CONSIGNE A
Pouvez-vous présenter en liste numérotée les entrées, depuis la première jusqu'à la ligne contenant « day-number: 8 bbox=[343, 194, 449, 212] » incluse, en omettant les lignes vides ?

EXTRAIT DU DOCUMENT
☆ ☆ ☆

Leur bonne entente a été immédiate. La décision n’a donc pas tardé à être prise. Ensemble, ils ont préparé le passage de relais. « Ça a été une transmission facile. Quand les deux parties prenantes jouent le jeu, les démarches se passent bien », confie Guy Verguin. Deux ans après, en novembre 2020, Simon Mermet s’installait.
« La première année, je n’ai rien changé. »
Tout juste installé, le jeune agriculteur a décidé de suivre le système de son prédécesseur, bien qu’en désaccord avec certaines pratiques. « L’erreur, c’est de vouloir tout changer d’un coup. Il faut être progressif. » Cette première année lui a permis d’apprendre les techniques de l’arboriculture, qu’il ne maîtrisait pas, comme la mécanisation. Pour l’accompagner, il a pu compter sur Guy Verguin : cédant et repreneur avaient convenu d’une période de transition lors de la transmission.
Mettre en place son propre système : le temps de l’expérimentation
Simon Mermet a proposé progressivement de nouvelles pratiques. Il a optimisé l’utilisation des produits phytosanitaires. Les techniques d’intervention ont été automatisées. Il a notamment modernisé les systèmes d’irrigation, essentiels pour gagner en temps et en précision, et développé la fertirrigation pour améliorer la gestion de l’eau et les apports en nutriments.
Aujourd’hui, le travail de sécurisation et de modernisation se poursuit. De diversification aussi : Simon Mermet expérimente de nouvelles productions, en introduisant d’autres fruits comme les framboises sous serre, les melons, les pastèques… et légumes, avec les petits pois et les pommes de terre primeur. Diversifier les cultures lui permet de sécuriser les revenus mais aussi d’étendre les récoltes sur l’année : il emploie désormais des saisonniers de mars à novembre. Son ambition pour demain ? Il souhaite stabiliser l’activité afin d’avoir une entreprise performante et durable. Pérenniser sans tout bouleverser, car, pour lui, le plus important est là : « Garder l’essence de la ferme. »
Guy Verguin : « J’ai eu une chance inouïe de rencontrer Simon »
Transmettre, il y pensait sans s’en préoccuper. C’est la rencontre avec Simon Mermet qui a été le déclencheur de sa démarche. Aujourd’hui, Guy Verguin se réjouit de cette décision, et continue de travailler sur l’exploitation en tant qu’auto-entrepreneur.

☆ ☆ ☆

ENTRÉES AFFICHÉES
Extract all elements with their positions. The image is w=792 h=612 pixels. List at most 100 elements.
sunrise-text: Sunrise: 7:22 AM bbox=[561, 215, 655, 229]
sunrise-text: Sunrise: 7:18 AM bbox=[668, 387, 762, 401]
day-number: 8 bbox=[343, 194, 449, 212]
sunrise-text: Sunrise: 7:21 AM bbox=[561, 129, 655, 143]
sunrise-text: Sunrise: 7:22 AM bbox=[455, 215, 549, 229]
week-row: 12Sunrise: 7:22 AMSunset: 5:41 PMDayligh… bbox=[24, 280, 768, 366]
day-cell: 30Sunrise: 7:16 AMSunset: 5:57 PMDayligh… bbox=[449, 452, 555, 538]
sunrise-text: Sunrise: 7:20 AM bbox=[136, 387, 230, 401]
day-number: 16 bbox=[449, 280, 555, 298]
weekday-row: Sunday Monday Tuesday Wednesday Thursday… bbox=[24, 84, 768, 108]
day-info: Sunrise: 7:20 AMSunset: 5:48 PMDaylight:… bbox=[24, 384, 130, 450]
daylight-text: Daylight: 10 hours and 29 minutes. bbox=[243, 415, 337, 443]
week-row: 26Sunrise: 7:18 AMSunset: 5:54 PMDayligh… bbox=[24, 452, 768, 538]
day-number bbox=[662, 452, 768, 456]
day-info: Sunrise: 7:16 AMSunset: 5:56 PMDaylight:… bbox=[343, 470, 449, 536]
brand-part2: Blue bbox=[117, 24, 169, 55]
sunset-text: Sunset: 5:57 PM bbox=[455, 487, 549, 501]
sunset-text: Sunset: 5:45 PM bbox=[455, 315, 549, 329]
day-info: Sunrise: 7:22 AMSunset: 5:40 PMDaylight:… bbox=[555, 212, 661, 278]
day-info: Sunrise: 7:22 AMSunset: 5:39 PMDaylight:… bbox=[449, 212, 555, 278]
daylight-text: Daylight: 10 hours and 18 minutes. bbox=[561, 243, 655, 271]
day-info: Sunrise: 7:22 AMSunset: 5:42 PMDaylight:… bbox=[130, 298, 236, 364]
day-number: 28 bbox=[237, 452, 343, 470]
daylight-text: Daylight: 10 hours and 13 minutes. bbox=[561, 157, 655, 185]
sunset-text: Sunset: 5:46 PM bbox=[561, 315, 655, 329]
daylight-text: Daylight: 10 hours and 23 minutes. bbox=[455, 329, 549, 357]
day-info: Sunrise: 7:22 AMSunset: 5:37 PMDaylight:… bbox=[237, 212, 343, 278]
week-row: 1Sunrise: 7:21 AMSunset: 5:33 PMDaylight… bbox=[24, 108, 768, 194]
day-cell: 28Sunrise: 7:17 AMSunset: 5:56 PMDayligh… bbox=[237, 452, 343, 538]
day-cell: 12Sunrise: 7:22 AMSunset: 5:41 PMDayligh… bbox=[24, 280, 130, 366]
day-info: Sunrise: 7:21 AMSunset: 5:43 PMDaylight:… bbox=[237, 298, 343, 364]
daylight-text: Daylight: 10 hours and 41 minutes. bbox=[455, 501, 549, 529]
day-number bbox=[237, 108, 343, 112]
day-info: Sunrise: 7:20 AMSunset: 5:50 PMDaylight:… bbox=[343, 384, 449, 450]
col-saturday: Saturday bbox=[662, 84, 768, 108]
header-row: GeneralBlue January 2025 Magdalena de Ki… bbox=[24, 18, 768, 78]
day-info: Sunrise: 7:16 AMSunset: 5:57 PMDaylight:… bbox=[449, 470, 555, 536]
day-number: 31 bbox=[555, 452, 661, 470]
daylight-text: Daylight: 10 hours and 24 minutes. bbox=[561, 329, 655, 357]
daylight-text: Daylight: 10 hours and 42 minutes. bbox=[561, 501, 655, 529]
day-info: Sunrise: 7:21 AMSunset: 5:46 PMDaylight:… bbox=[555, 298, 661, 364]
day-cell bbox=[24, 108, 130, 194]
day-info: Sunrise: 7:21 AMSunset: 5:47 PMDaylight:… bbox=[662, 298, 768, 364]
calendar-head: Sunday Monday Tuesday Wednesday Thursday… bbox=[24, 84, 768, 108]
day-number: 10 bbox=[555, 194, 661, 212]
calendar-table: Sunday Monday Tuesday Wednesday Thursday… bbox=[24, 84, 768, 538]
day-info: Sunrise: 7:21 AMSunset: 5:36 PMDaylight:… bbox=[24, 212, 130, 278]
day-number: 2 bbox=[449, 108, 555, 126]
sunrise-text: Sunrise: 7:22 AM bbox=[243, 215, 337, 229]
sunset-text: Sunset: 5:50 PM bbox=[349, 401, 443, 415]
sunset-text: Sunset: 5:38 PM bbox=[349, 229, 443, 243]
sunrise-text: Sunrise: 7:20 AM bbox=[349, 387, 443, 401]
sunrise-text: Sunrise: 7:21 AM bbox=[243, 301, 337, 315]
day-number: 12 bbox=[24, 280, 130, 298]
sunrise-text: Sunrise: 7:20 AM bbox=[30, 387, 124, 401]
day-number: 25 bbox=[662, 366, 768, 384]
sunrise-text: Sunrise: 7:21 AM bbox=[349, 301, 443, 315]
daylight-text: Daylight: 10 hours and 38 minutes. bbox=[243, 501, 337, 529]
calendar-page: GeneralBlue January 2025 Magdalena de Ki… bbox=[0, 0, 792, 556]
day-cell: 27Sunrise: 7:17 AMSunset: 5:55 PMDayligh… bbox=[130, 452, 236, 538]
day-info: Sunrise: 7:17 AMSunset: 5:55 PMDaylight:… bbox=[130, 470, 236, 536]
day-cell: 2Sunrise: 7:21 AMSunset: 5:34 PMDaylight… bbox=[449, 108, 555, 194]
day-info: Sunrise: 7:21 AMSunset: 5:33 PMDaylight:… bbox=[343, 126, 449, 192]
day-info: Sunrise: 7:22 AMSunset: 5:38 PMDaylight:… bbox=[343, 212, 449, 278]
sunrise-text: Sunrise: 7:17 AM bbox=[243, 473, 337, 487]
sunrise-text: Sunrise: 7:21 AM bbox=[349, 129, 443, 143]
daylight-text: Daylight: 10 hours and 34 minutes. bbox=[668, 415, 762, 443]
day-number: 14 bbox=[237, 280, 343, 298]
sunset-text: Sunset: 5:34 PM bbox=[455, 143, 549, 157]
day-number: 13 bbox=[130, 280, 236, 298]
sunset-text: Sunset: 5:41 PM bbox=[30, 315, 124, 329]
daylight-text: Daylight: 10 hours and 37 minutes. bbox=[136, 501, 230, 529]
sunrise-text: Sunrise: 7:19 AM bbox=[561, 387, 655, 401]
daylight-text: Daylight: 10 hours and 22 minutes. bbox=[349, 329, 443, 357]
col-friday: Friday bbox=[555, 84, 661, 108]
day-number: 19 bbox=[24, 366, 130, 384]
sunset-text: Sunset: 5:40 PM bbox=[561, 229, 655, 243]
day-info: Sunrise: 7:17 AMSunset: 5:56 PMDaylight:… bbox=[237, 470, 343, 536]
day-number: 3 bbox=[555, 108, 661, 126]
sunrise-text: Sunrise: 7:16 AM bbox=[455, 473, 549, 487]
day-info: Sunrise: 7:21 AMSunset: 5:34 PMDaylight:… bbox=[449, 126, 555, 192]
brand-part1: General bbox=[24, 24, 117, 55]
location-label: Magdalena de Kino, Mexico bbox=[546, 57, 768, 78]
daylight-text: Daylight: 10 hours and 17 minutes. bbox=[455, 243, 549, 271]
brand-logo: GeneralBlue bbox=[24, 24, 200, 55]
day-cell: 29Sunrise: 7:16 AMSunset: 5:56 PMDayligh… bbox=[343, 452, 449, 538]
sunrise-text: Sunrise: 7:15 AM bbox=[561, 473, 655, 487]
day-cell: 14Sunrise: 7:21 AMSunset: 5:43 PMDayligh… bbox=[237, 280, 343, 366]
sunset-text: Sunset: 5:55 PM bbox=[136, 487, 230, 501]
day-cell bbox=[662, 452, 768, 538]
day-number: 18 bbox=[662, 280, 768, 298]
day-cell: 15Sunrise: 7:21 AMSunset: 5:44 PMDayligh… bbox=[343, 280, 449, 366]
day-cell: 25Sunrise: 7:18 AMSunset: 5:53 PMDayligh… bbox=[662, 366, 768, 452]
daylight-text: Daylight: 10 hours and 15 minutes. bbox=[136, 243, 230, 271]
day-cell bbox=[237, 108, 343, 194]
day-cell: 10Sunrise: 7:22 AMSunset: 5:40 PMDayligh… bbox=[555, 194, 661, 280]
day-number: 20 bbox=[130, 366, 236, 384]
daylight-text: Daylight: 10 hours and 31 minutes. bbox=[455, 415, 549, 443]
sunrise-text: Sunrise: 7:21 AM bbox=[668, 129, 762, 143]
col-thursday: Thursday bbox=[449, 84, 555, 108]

☆ ☆ ☆

CONSIGNE B
Les affirmations suivantes concordent-elles avec l'extrait ? Répondez par oui ou par non, en citant chaque fois les mots décisifs de l'extrait. (i) Simon Mermet s'est installé en novembre 2020. (ii) Dès sa première année, Simon Mermet a modifié les pratiques de son prédécesseur. (iii) Guy Verguin a cessé de travailler sur l'exploitation.

SOLUTION A
1. Extract all elements with their positions. The image is w=792 h=612 pixels. List at most 100 elements.
2. sunrise-text: Sunrise: 7:22 AM bbox=[561, 215, 655, 229]
3. sunrise-text: Sunrise: 7:18 AM bbox=[668, 387, 762, 401]
4. day-number: 8 bbox=[343, 194, 449, 212]

SOLUTION B
(i) Oui : « Deux ans après, en novembre 2020, Simon Mermet s’installait. »
(ii) Non : « La première année, je n’ai rien changé. »
(iii) Non : « continue de travailler sur l’exploitation en tant qu’auto-entrepreneur »